Data records:
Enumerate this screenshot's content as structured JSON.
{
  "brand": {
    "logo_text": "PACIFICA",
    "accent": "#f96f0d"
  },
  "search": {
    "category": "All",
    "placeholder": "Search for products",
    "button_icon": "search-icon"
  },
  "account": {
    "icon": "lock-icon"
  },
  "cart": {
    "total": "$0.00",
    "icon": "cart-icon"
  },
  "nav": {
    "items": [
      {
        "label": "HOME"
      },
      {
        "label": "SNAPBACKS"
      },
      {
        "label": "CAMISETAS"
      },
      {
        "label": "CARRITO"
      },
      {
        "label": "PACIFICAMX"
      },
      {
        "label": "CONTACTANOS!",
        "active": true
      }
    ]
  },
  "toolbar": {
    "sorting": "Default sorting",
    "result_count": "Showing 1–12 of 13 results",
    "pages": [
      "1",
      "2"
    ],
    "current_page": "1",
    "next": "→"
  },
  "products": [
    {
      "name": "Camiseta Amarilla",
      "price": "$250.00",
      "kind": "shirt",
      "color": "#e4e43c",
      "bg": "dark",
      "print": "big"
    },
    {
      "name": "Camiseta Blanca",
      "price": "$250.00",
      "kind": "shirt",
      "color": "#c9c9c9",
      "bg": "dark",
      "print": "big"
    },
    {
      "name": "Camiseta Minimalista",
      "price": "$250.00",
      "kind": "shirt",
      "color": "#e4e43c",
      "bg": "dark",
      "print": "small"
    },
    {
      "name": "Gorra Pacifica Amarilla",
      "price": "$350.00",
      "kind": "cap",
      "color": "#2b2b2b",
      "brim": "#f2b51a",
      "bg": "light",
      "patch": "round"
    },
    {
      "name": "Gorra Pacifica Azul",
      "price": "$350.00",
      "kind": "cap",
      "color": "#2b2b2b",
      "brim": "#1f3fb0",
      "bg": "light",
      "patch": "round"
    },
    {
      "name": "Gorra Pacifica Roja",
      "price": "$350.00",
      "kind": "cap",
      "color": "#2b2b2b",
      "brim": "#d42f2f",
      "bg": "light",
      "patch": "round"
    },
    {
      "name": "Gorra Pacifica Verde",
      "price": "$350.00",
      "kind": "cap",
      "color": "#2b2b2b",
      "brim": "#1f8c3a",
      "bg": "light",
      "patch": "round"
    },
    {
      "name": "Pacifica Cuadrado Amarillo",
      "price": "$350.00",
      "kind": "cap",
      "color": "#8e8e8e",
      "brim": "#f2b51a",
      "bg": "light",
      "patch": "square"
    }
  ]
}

What the task requires: Type out the material again exactly as presented.

Finished answer:
Enumerate this screenshot's content as structured JSON.
{
  "brand": {
    "logo_text": "PACIFICA",
    "accent": "#f96f0d"
  },
  "search": {
    "category": "All",
    "placeholder": "Search for products",
    "button_icon": "search-icon"
  },
  "account": {
    "icon": "lock-icon"
  },
  "cart": {
    "total": "$0.00",
    "icon": "cart-icon"
  },
  "nav": {
    "items": [
      {
        "label": "HOME"
      },
      {
        "label": "SNAPBACKS"
      },
      {
        "label": "CAMISETAS"
      },
      {
        "label": "CARRITO"
      },
      {
        "label": "PACIFICAMX"
      },
      {
        "label": "CONTACTANOS!",
        "active": true
      }
    ]
  },
  "toolbar": {
    "sorting": "Default sorting",
    "result_count": "Showing 1–12 of 13 results",
    "pages": [
      "1",
      "2"
    ],
    "current_page": "1",
    "next": "→"
  },
  "products": [
    {
      "name": "Camiseta Amarilla",
      "price": "$250.00",
      "kind": "shirt",
      "color": "#e4e43c",
      "bg": "dark",
      "print": "big"
    },
    {
      "name": "Camiseta Blanca",
      "price": "$250.00",
      "kind": "shirt",
      "color": "#c9c9c9",
      "bg": "dark",
      "print": "big"
    },
    {
      "name": "Camiseta Minimalista",
      "price": "$250.00",
      "kind": "shirt",
      "color": "#e4e43c",
      "bg": "dark",
      "print": "small"
    },
    {
      "name": "Gorra Pacifica Amarilla",
      "price": "$350.00",
      "kind": "cap",
      "color": "#2b2b2b",
      "brim": "#f2b51a",
      "bg": "light",
      "patch": "round"
    },
    {
      "name": "Gorra Pacifica Azul",
      "price": "$350.00",
      "kind": "cap",
      "color": "#2b2b2b",
      "brim": "#1f3fb0",
      "bg": "light",
      "patch": "round"
    },
    {
      "name": "Gorra Pacifica Roja",
      "price": "$350.00",
      "kind": "cap",
      "color": "#2b2b2b",
      "brim": "#d42f2f",
      "bg": "light",
      "patch": "round"
    },
    {
      "name": "Gorra Pacifica Verde",
      "price": "$350.00",
      "kind": "cap",
      "color": "#2b2b2b",
      "brim": "#1f8c3a",
      "bg": "light",
      "patch": "round"
    },
    {
      "name": "Pacifica Cuadrado Amarillo",
      "price": "$350.00",
      "kind": "cap",
      "color": "#8e8e8e",
      "brim": "#f2b51a",
      "bg": "light",
      "patch": "square"
    }
  ]
}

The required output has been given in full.